* Exercise objective: Spot every line with the word "Műszaki" and return it.

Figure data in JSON
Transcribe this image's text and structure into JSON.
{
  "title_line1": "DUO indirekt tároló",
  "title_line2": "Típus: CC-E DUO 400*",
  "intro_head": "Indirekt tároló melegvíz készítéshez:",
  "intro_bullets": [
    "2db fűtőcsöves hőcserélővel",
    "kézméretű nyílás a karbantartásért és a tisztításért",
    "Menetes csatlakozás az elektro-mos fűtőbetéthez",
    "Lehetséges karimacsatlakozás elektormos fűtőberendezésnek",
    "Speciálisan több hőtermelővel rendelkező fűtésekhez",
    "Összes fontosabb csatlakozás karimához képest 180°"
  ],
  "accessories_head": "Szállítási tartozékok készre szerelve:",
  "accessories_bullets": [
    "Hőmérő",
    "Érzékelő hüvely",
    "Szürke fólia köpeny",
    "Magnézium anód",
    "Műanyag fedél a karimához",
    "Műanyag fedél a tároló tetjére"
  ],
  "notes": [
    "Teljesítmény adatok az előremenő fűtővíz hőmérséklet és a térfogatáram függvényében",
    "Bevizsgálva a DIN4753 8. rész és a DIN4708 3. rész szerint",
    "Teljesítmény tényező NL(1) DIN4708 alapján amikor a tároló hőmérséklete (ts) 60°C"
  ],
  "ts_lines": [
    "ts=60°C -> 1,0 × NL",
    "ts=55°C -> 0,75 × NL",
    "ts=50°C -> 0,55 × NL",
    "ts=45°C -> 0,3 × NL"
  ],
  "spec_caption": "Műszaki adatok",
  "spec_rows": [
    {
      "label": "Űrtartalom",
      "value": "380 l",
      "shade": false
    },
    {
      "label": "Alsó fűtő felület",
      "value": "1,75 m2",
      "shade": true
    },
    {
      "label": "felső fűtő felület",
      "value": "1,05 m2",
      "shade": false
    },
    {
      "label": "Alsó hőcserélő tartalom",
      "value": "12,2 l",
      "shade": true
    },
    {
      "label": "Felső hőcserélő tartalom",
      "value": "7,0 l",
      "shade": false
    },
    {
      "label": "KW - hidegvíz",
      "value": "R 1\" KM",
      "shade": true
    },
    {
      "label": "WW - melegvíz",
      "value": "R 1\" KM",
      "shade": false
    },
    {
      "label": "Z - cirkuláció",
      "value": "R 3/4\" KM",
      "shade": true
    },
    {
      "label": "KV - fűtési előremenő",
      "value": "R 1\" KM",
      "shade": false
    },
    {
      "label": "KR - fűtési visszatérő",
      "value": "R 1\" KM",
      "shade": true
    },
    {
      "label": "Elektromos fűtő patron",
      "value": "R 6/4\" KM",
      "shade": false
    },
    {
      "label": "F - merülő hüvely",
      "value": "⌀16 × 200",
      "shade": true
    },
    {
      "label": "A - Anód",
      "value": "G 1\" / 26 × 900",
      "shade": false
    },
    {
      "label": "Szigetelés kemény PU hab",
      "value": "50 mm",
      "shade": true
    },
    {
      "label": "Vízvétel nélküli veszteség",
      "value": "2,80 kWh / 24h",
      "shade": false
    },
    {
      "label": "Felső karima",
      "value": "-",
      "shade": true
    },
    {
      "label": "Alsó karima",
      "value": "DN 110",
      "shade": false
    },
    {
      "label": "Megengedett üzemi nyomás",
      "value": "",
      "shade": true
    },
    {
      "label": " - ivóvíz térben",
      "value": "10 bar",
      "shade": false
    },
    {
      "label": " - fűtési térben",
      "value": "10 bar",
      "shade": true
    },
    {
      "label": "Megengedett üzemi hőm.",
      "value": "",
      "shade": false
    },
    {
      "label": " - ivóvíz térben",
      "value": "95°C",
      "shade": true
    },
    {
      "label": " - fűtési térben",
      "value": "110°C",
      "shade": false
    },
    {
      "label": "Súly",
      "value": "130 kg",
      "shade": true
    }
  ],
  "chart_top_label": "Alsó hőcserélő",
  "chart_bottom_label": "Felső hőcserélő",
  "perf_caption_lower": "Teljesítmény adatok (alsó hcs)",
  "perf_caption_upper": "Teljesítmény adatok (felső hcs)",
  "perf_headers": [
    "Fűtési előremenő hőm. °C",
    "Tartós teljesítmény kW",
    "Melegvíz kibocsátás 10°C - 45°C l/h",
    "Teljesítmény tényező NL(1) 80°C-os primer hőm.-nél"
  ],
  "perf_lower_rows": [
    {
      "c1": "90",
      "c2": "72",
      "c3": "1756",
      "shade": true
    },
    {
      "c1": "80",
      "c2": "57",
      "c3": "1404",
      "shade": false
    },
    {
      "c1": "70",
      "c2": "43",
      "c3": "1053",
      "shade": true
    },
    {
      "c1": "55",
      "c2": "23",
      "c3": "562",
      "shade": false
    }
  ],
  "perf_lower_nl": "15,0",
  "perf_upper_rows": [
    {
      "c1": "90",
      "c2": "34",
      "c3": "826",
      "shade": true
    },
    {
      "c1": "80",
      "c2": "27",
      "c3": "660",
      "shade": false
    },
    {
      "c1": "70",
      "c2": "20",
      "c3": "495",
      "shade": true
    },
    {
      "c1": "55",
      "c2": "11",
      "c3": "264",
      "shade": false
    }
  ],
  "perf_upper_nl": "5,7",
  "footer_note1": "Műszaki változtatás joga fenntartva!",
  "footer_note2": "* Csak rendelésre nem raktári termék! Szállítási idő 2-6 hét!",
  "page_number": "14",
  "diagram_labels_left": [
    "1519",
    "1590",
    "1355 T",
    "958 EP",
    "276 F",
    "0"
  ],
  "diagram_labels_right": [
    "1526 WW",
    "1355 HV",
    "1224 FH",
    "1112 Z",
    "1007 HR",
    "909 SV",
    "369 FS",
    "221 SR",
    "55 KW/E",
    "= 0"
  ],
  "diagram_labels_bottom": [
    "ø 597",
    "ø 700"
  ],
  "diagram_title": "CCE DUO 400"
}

* Answer:
  "spec_caption": "Műszaki adatok",
  "footer_note1": "Műszaki változtatás joga fenntartva!",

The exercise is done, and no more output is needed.